Exercise details:
Word for word, transcribe the lines below and drop the pictures.

Dataset records:
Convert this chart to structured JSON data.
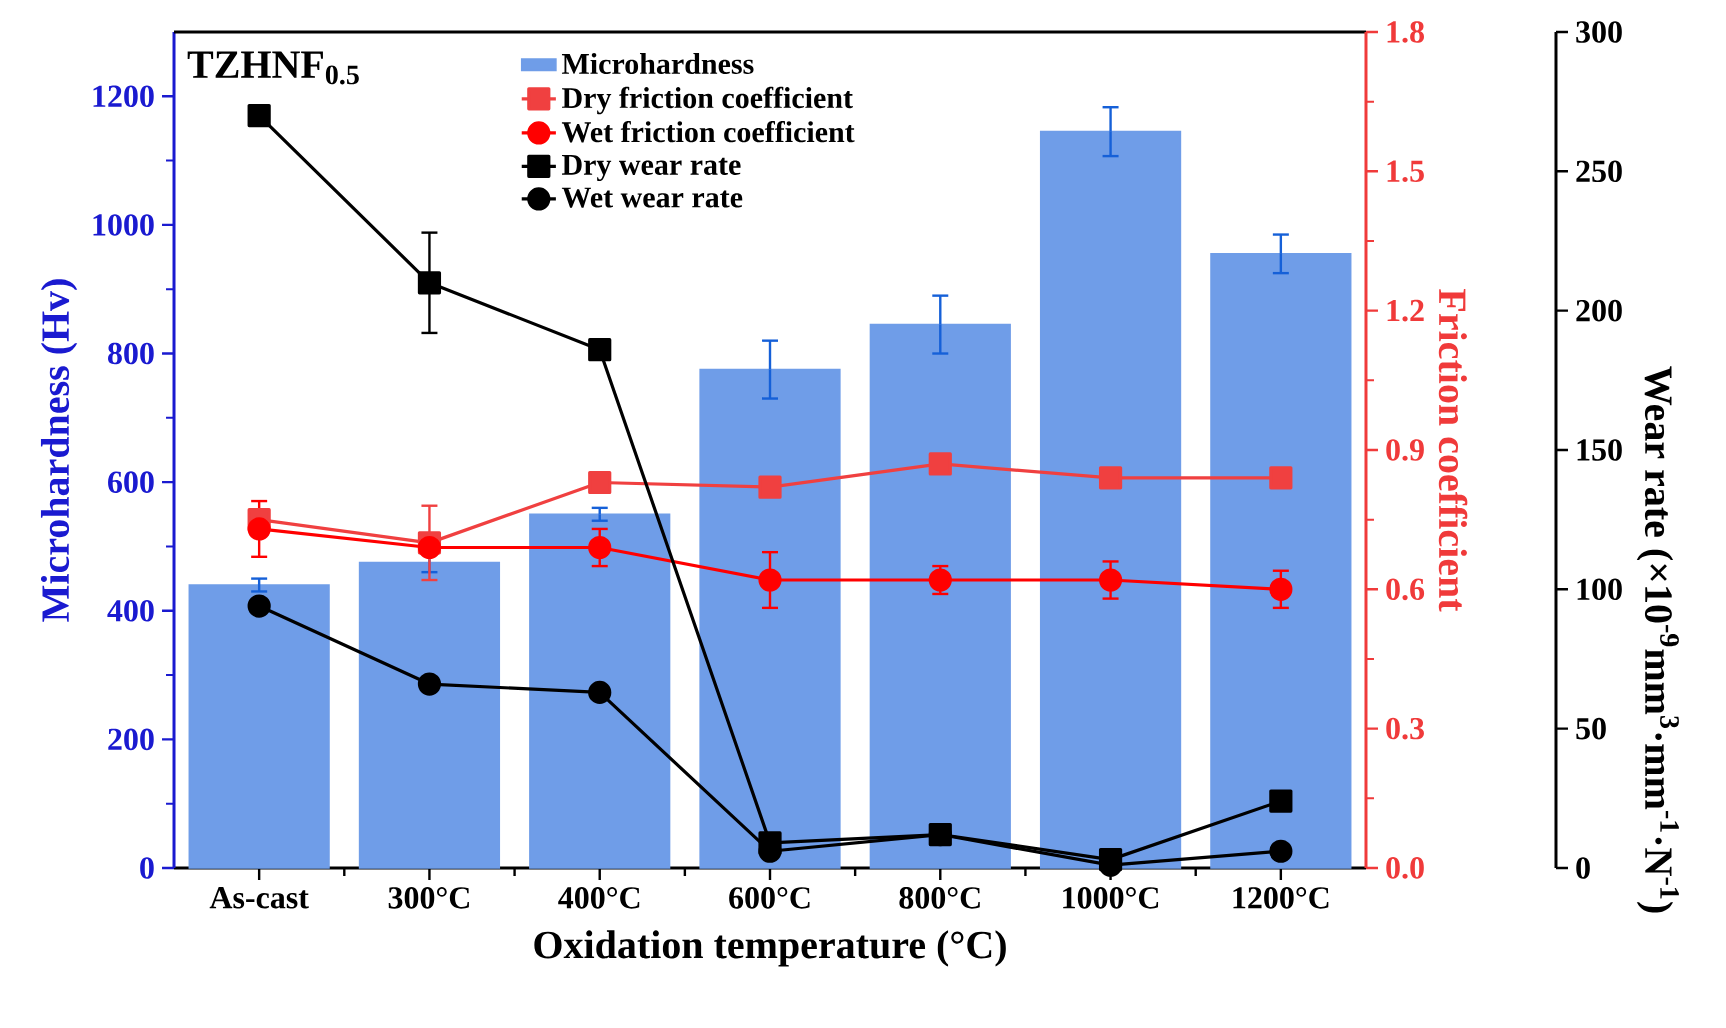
{
  "chart_data": {
    "type": "bar",
    "xlabel": "Oxidation temperature (°C)",
    "ylabel": "Microhardness (Hv)",
    "y2label": "Friction coefficient",
    "y3label": "Wear rate (×10$^{-9}$mm$^{3}$·mm$^{-1}$·N$^{-1}$)",
    "annotations": [
      "TZHNF$_{0.5}$"
    ],
    "categories": [
      "As-cast",
      "300°C",
      "400°C",
      "600°C",
      "800°C",
      "1000°C",
      "1200°C"
    ],
    "ylim": [
      0,
      1300
    ],
    "yticks": [
      0,
      200,
      400,
      600,
      800,
      1000,
      1200
    ],
    "y2lim": [
      0,
      1.8
    ],
    "y2ticks": [
      {
        "value": 0,
        "label": "0.0"
      },
      0.3,
      0.6,
      0.9,
      1.2,
      1.5,
      1.8
    ],
    "y3lim": [
      0,
      300
    ],
    "y3ticks": [
      0,
      50,
      100,
      150,
      200,
      250,
      300
    ],
    "legend": "top",
    "grid": false,
    "series": [
      {
        "name": "Microhardness",
        "color": "#6f9de8",
        "values": [
          440,
          475,
          550,
          775,
          845,
          1145,
          955
        ],
        "errors": [
          10,
          15,
          10,
          45,
          45,
          38,
          30
        ]
      },
      {
        "name": "Dry friction coefficient",
        "type": "line",
        "axis": "y2",
        "marker": "square",
        "color": "#f04040",
        "values": [
          0.75,
          0.7,
          0.83,
          0.82,
          0.87,
          0.84,
          0.84
        ],
        "errors": [
          null,
          0.08,
          null,
          null,
          null,
          null,
          null
        ]
      },
      {
        "name": "Wet friction coefficient",
        "type": "line",
        "axis": "y2",
        "marker": "circle",
        "color": "#ff0000",
        "values": [
          0.73,
          0.69,
          0.69,
          0.62,
          0.62,
          0.62,
          0.6
        ],
        "errors": [
          0.06,
          null,
          0.04,
          0.06,
          0.03,
          0.04,
          0.04
        ]
      },
      {
        "name": "Dry wear rate",
        "type": "line",
        "axis": "y3",
        "marker": "square",
        "color": "#000000",
        "values": [
          270,
          210,
          186,
          9,
          12,
          3,
          24
        ],
        "errors": [
          null,
          18,
          null,
          null,
          null,
          null,
          null
        ]
      },
      {
        "name": "Wet wear rate",
        "type": "line",
        "axis": "y3",
        "marker": "circle",
        "color": "#000000",
        "values": [
          94,
          66,
          63,
          6,
          12,
          1,
          6
        ]
      }
    ]
  }
}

Answer for the task:
Convert this chart to structured JSON data.
{
  "chart_data": {
    "type": "bar",
    "xlabel": "Oxidation temperature (°C)",
    "ylabel": "Microhardness (Hv)",
    "y2label": "Friction coefficient",
    "y3label": "Wear rate (×10$^{-9}$mm$^{3}$·mm$^{-1}$·N$^{-1}$)",
    "annotations": [
      "TZHNF$_{0.5}$"
    ],
    "categories": [
      "As-cast",
      "300°C",
      "400°C",
      "600°C",
      "800°C",
      "1000°C",
      "1200°C"
    ],
    "ylim": [
      0,
      1300
    ],
    "yticks": [
      0,
      200,
      400,
      600,
      800,
      1000,
      1200
    ],
    "y2lim": [
      0,
      1.8
    ],
    "y2ticks": [
      {
        "value": 0,
        "label": "0.0"
      },
      0.3,
      0.6,
      0.9,
      1.2,
      1.5,
      1.8
    ],
    "y3lim": [
      0,
      300
    ],
    "y3ticks": [
      0,
      50,
      100,
      150,
      200,
      250,
      300
    ],
    "legend": "top",
    "grid": false,
    "series": [
      {
        "name": "Microhardness",
        "color": "#6f9de8",
        "values": [
          440,
          475,
          550,
          775,
          845,
          1145,
          955
        ],
        "errors": [
          10,
          15,
          10,
          45,
          45,
          38,
          30
        ]
      },
      {
        "name": "Dry friction coefficient",
        "type": "line",
        "axis": "y2",
        "marker": "square",
        "color": "#f04040",
        "values": [
          0.75,
          0.7,
          0.83,
          0.82,
          0.87,
          0.84,
          0.84
        ],
        "errors": [
          null,
          0.08,
          null,
          null,
          null,
          null,
          null
        ]
      },
      {
        "name": "Wet friction coefficient",
        "type": "line",
        "axis": "y2",
        "marker": "circle",
        "color": "#ff0000",
        "values": [
          0.73,
          0.69,
          0.69,
          0.62,
          0.62,
          0.62,
          0.6
        ],
        "errors": [
          0.06,
          null,
          0.04,
          0.06,
          0.03,
          0.04,
          0.04
        ]
      },
      {
        "name": "Dry wear rate",
        "type": "line",
        "axis": "y3",
        "marker": "square",
        "color": "#000000",
        "values": [
          270,
          210,
          186,
          9,
          12,
          3,
          24
        ],
        "errors": [
          null,
          18,
          null,
          null,
          null,
          null,
          null
        ]
      },
      {
        "name": "Wet wear rate",
        "type": "line",
        "axis": "y3",
        "marker": "circle",
        "color": "#000000",
        "values": [
          94,
          66,
          63,
          6,
          12,
          1,
          6
        ]
      }
    ]
  }
}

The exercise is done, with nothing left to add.